▶ **PROBLEM STATEMENT**
For each line below that contains the string "遠藤幸恵", copy that line.

Recorded data:

──────────────────────────────

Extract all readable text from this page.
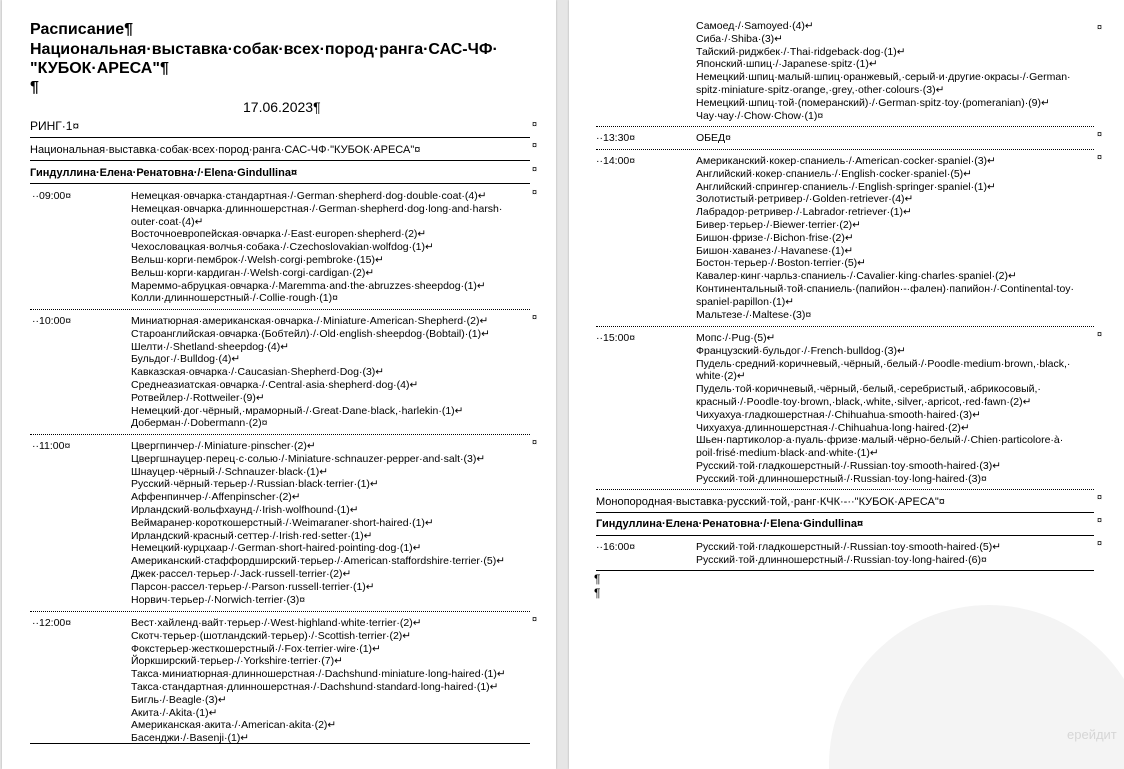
Расписание¶
Национальная·выставка·собак·всех·пород·ранга·САС-ЧФ·
"КУБОК·АРЕСА"¶
¶
17.06.2023¶
РИНГ·1¤	¤
Национальная·выставка·собак·всех·пород·ранга·САС-ЧФ·"КУБОК·АРЕСА"¤	¤
Гиндуллина·Елена·Ренатовна·/·Elena·Gindullina¤	¤
··09:00¤	Немецкая·овчарка·стандартная·/·German·shepherd·dog·double·coat·(4)↵
Немецкая·овчарка·длинношерстная·/·German·shepherd·dog·long·and·harsh·
outer·coat·(4)↵
Восточноевропейская·овчарка·/·East·europen·shepherd·(2)↵
Чехословацкая·волчья·собака·/·Czechoslovakian·wolfdog·(1)↵
Вельш·корги·пемброк·/·Welsh·corgi·pembroke·(15)↵
Вельш·корги·кардиган·/·Welsh·corgi·cardigan·(2)↵
Мареммо-абруцкая·овчарка·/·Maremma·and·the·abruzzes·sheepdog·(1)↵
Колли·длинношерстный·/·Collie·rough·(1)¤
¤
··10:00¤	Миниатюрная·американская·овчарка·/·Miniature·American·Shepherd·(2)↵
Староанглийская·овчарка·(Бобтейл)·/·Old·english·sheepdog·(Bobtail)·(1)↵
Шелти·/·Shetland·sheepdog·(4)↵
Бульдог·/·Bulldog·(4)↵
Кавказская·овчарка·/·Caucasian·Shepherd·Dog·(3)↵
Среднеазиатская·овчарка·/·Central·asia·shepherd·dog·(4)↵
Ротвейлер·/·Rottweiler·(9)↵
Немецкий·дог·чёрный,·мраморный·/·Great·Dane·black,·harlekin·(1)↵
Доберман·/·Dobermann·(2)¤
¤
··11:00¤	Цвергпинчер·/·Miniature·pinscher·(2)↵
Цвергшнауцер·перец·с·солью·/·Miniature·schnauzer·pepper·and·salt·(3)↵
Шнауцер·чёрный·/·Schnauzer·black·(1)↵
Русский·чёрный·терьер·/·Russian·black·terrier·(1)↵
Аффенпинчер·/·Affenpinscher·(2)↵
Ирландский·вольфхаунд·/·Irish·wolfhound·(1)↵
Веймаранер·короткошерстный·/·Weimaraner·short-haired·(1)↵
Ирландский·красный·сеттер·/·Irish·red·setter·(1)↵
Немецкий·курцхаар·/·German·short-haired·pointing·dog·(1)↵
Американский·стаффордширский·терьер·/·American·staffordshire·terrier·(5)↵
Джек·рассел·терьер·/·Jack·russell·terrier·(2)↵
Парсон·рассел·терьер·/·Parson·russell·terrier·(1)↵
Норвич·терьер·/·Norwich·terrier·(3)¤
¤
··12:00¤	Вест·хайленд·вайт·терьер·/·West·highland·white·terrier·(2)↵
Скотч·терьер·(шотландский·терьер)·/·Scottish·terrier·(2)↵
Фокстерьер·жесткошерстный·/·Fox·terrier·wire·(1)↵
Йоркширский·терьер·/·Yorkshire·terrier·(7)↵
Такса·миниатюрная·длинношерстная·/·Dachshund·miniature·long-haired·(1)↵
Такса·стандартная·длинношерстная·/·Dachshund·standard·long-haired·(1)↵
Бигль·/·Beagle·(3)↵
Акита·/·Akita·(1)↵
Американская·акита·/·American·akita·(2)↵
Басенджи·/·Basenji·(1)↵
¤
ерейдит
Самоед·/·Samoyed·(4)↵
Сиба·/·Shiba·(3)↵
Тайский·риджбек·/·Thai·ridgeback·dog·(1)↵
Японский·шпиц·/·Japanese·spitz·(1)↵
Немецкий·шпиц·малый·шпиц·оранжевый,·серый·и·другие·окрасы·/·German·
spitz·miniature·spitz·orange,·grey,·other·colours·(3)↵
Немецкий·шпиц·той·(померанский)·/·German·spitz·toy·(pomeranian)·(9)↵
Чау·чау·/·Chow·Chow·(1)¤
¤
··13:30¤	ОБЕД¤	¤
··14:00¤	Американский·кокер·спаниель·/·American·cocker·spaniel·(3)↵
Английский·кокер·спаниель·/·English·cocker·spaniel·(5)↵
Английский·спрингер·спаниель·/·English·springer·spaniel·(1)↵
Золотистый·ретривер·/·Golden·retriever·(4)↵
Лабрадор·ретривер·/·Labrador·retriever·(1)↵
Бивер·терьер·/·Biewer·terrier·(2)↵
Бишон·фризе·/·Bichon·frise·(2)↵
Бишон·хаванез·/·Havanese·(1)↵
Бостон·терьер·/·Boston·terrier·(5)↵
Кавалер·кинг·чарльз·спаниель·/·Cavalier·king·charles·spaniel·(2)↵
Континентальный·той·спаниель·(папийон·-·фален)·папийон·/·Continental·toy·
spaniel·papillon·(1)↵
Мальтезе·/·Maltese·(3)¤
¤
··15:00¤	Мопс·/·Pug·(5)↵
Французский·бульдог·/·French·bulldog·(3)↵
Пудель·средний·коричневый,·чёрный,·белый·/·Poodle·medium·brown,·black,·
white·(2)↵
Пудель·той·коричневый,·чёрный,·белый,·серебристый,·абрикосовый,·
красный·/·Poodle·toy·brown,·black,·white,·silver,·apricot,·red·fawn·(2)↵
Чихуахуа·гладкошерстная·/·Chihuahua·smooth·haired·(3)↵
Чихуахуа·длинношерстная·/·Chihuahua·long·haired·(2)↵
Шьен·партиколор·а·пуаль·фризе·малый·чёрно-белый·/·Chien·particolore·à·
poil·frisé·medium·black·and·white·(1)↵
Русский·той·гладкошерстный·/·Russian·toy·smooth-haired·(3)↵
Русский·той·длинношерстный·/·Russian·toy·long-haired·(3)¤
¤
Монопородная·выставка·русский·той,·ранг·КЧК·-··"КУБОК·АРЕСА"¤	¤
Гиндуллина·Елена·Ренатовна·/·Elena·Gindullina¤	¤
··16:00¤	Русский·той·гладкошерстный·/·Russian·toy·smooth-haired·(5)↵
Русский·той·длинношерстный·/·Russian·toy·long-haired·(6)¤
¤
¶
¶
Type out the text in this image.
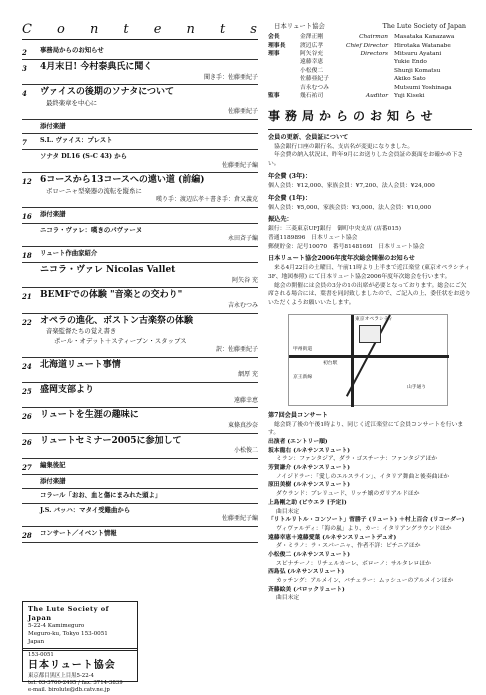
C o n t e n t s
2	事務局からのお知らせ
3	4月末日! 今村泰典氏に聞く
聞き手：佐藤亜紀子
4	ヴァイスの後期のソナタについて
最終楽章を中心に
佐藤亜紀子
添付楽譜
7	S.L. ヴァイス：プレスト
ソナタ DL16 (S-C 43) から
佐藤亜紀子編
12 6コースから13コースへの遠い道 (前編)
ボローニャ型楽器の流転を縦糸に
嘆り手：渡辺広孝＋書き手：倉又義克
16	添付楽譜
ニコラ・ヴァレ：嘆きのパヴァーヌ
永田斉子編
18	リュート作曲家紹介
ニコラ・ヴァレ Nicolas Vallet
阿矢谷 充
21 BEMFでの体験 "音楽との交わり"
吉永むつみ
22 オペラの進化、ボストン古楽祭の体験
音楽監督たちの覚え書き
ポール・オデット＋スティーブン・スタッブス
訳：佐藤亜紀子
24 北海道リュート事情
網厚 充
25 盛岡支部より
遠藤幸恵
26 リュートを生涯の趣味に
東條真沙奈
26 リュートセミナー2005に参加して
小松俊二
27	編集後記
添付楽譜
コラール「おお、血と傷にまみれた頭よ」
J.S. バッハ：マタイ受難曲から
佐藤亜紀子編
28	コンサート／イベント情報
The Lute Society of Japan
5-22-4 Kamimeguro
Meguro-ku, Tokyo 153-0051
Japan
153-0051
日本リュート協会
東京都目黒区上目黒5-22-4
tel. 03-3760-2495 / fax. 3714-3839
e-mail. birolute@db.catv.ne.jp
日本リュート協会	The Lute Society of Japan
会長	金澤正剛	Chairman	Masataka Kanazawa
理事長	渡辺広孝	Chief Director	Hirotaka Watanabe
理事	阿矢谷充	Directors	Mitsuru Ayatani
遠藤幸恵	Yukie Endo
小松俊二	Shunji Komatsu
佐藤亜紀子	Akiko Sato
吉永むつみ	Mutsumi Yoshinaga
監事	幾石祐司	Auditor	Yuji Kiseki
事務局からのお知らせ
会員の更新、会員証について

協会銀行口座の銀行名、支店名が変更になりました。

年会費の納入状況は、昨年9月にお送りした会員証の裏面をお確かめ下さい。

年会費 (3年)：

個人会員：¥12,000、家族会員：¥7,200、法人会員：¥24,000

年会費 (1年)：

個人会員：¥5,000、家族会員：¥3,000、法人会員：¥10,000

振込先：

銀行：三菱東京UFJ銀行　御町中央支店 (店番015)

普通1189896　日本リュート協会

郵便貯金：記号10070　番号8148169I　日本リュート協会

日本リュート協会2006年度年次総会開催のお知らせ

来る4月22日の土曜日、午前11時より上半まで近江楽堂 (東京オペラシティ3F、地図参照) にて日本リュート協会2006年度年次総会を行います。

総会の開催には会員の3分の1の出席が必要となっております。総会にご欠席される場合には、葉書を同封致しましたので、ご記入の上、委任状をお送りいただくようお願いいたします。

東京オペラシティ
初台駅
甲州街道
山手通り
京王新線
第7回会員コンサート

総会終了後の午後1時より、同じく近江楽堂にて会員コンサートを行います。

出演者 (エントリー順)

坂本龍右 (ルネサンスリュート)

ミラン：ファンタジア、ダラ・ゴスチーナ：ファンタジアほか

芳賀謙介 (ルネサンスリュート)

ノイジドラー：「愛しのエルスライン」、イタリア舞曲と後奏曲ほか

原田美樹 (ルネサンスリュート)

ダウランド：ブレリュード、リッチ嬢のガリアルドほか

上島剛之助 (ビウエラ [予定])

曲目未定

「リトルリトル・コンソート」菅勝子 (リュート) ＋村上百合 (リコーダー)

ヴィヴァルディ：「海の嵐」より、カー：イタリアングラウンドほか

遠藤幸恵＋遠藤愛葉 (ルネサンスリュートデュオ)

ダ・ミラノ：ラ・スパーニャ、作者不詳：ピチニアほか

小松俊二 (ルネサンスリュート)

スピナチーノ：リチェルカーレ、ボローノ：サルタレロほか

西島弘 (ルネサンスリュート)

カッチング：アルメイン、バチェラー：ムッシューのアルメインほか

斉藤絵美 (バロックリュート)

曲目未定
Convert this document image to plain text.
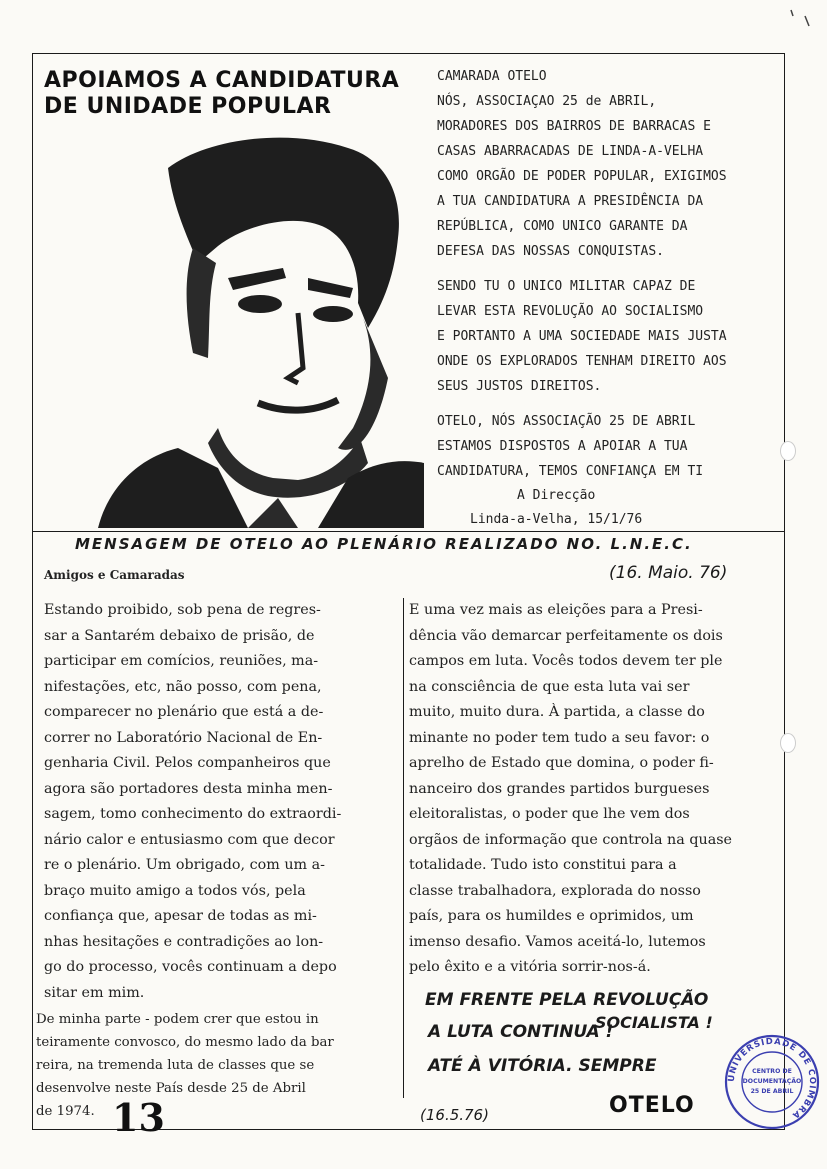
APOIAMOS A CANDIDATURA
DE UNIDADE POPULAR
CAMARADA OTELO
NÓS, ASSOCIAÇAO 25 de ABRIL,
MORADORES DOS BAIRROS DE BARRACAS E
CASAS ABARRACADAS DE LINDA-A-VELHA
COMO ORGÃO DE PODER POPULAR, EXIGIMOS
A TUA CANDIDATURA A PRESIDÊNCIA DA
REPÚBLICA, COMO UNICO GARANTE DA
DEFESA DAS NOSSAS CONQUISTAS.
SENDO TU O UNICO MILITAR CAPAZ DE
LEVAR ESTA REVOLUÇÃO AO SOCIALISMO
E PORTANTO A UMA SOCIEDADE MAIS JUSTA
ONDE OS EXPLORADOS TENHAM DIREITO AOS
SEUS JUSTOS DIREITOS.
OTELO, NÓS ASSOCIAÇÃO 25 DE ABRIL
ESTAMOS DISPOSTOS A APOIAR A TUA
CANDIDATURA, TEMOS CONFIANÇA EM TI
A Direcção
Linda-a-Velha, 15/1/76
MENSAGEM DE OTELO AO PLENÁRIO REALIZADO NO. L.N.E.C.
(16. Maio. 76)
Amigos e Camaradas
Estando proibido, sob pena de regres-
sar a Santarém debaixo de prisão, de
participar em comícios, reuniões, ma-
nifestações, etc, não posso, com pena,
comparecer no plenário que está a de-
correr no Laboratório Nacional de En-
genharia Civil. Pelos companheiros que
agora são portadores desta minha men-
sagem, tomo conhecimento do extraordi-
nário calor e entusiasmo com que decor
re o plenário. Um obrigado, com um a-
braço muito amigo a todos vós, pela
confiança que, apesar de todas as mi-
nhas hesitações e contradições ao lon-
go do processo, vocês continuam a depo
sitar em mim.
De minha parte - podem crer que estou in
teiramente convosco, do mesmo lado da bar
reira, na tremenda luta de classes que se
desenvolve neste País desde 25 de Abril
de 1974.
E uma vez mais as eleições para a Presi-
dência vão demarcar perfeitamente os dois
campos em luta. Vocês todos devem ter ple
na consciência de que esta luta vai ser
muito, muito dura. À partida, a classe do
minante no poder tem tudo a seu favor: o
aprelho de Estado que domina, o poder fi-
nanceiro dos grandes partidos burgueses
eleitoralistas, o poder que lhe vem dos
orgãos de informação que controla na quase
totalidade. Tudo isto constitui para a
classe trabalhadora, explorada do nosso
país, para os humildes e oprimidos, um
imenso desafio. Vamos aceitá-lo, lutemos
pelo êxito e a vitória sorrir-nos-á.
EM FRENTE PELA REVOLUÇÃO
SOCIALISTA !
A LUTA CONTINUA !
ATÉ À VITÓRIA. SEMPRE
(16.5.76)	OTELO
13
UNIVERSIDADE DE COIMBRA
CENTRO DE
DOCUMENTAÇÃO
25 DE ABRIL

──────────────────────────────

▶ **CORRECT ANSWER**
遠藤幸恵
遠藤幸恵	Yukie Endo
遠藤幸恵＋遠藤愛葉 (ルネサンスリュートデュオ)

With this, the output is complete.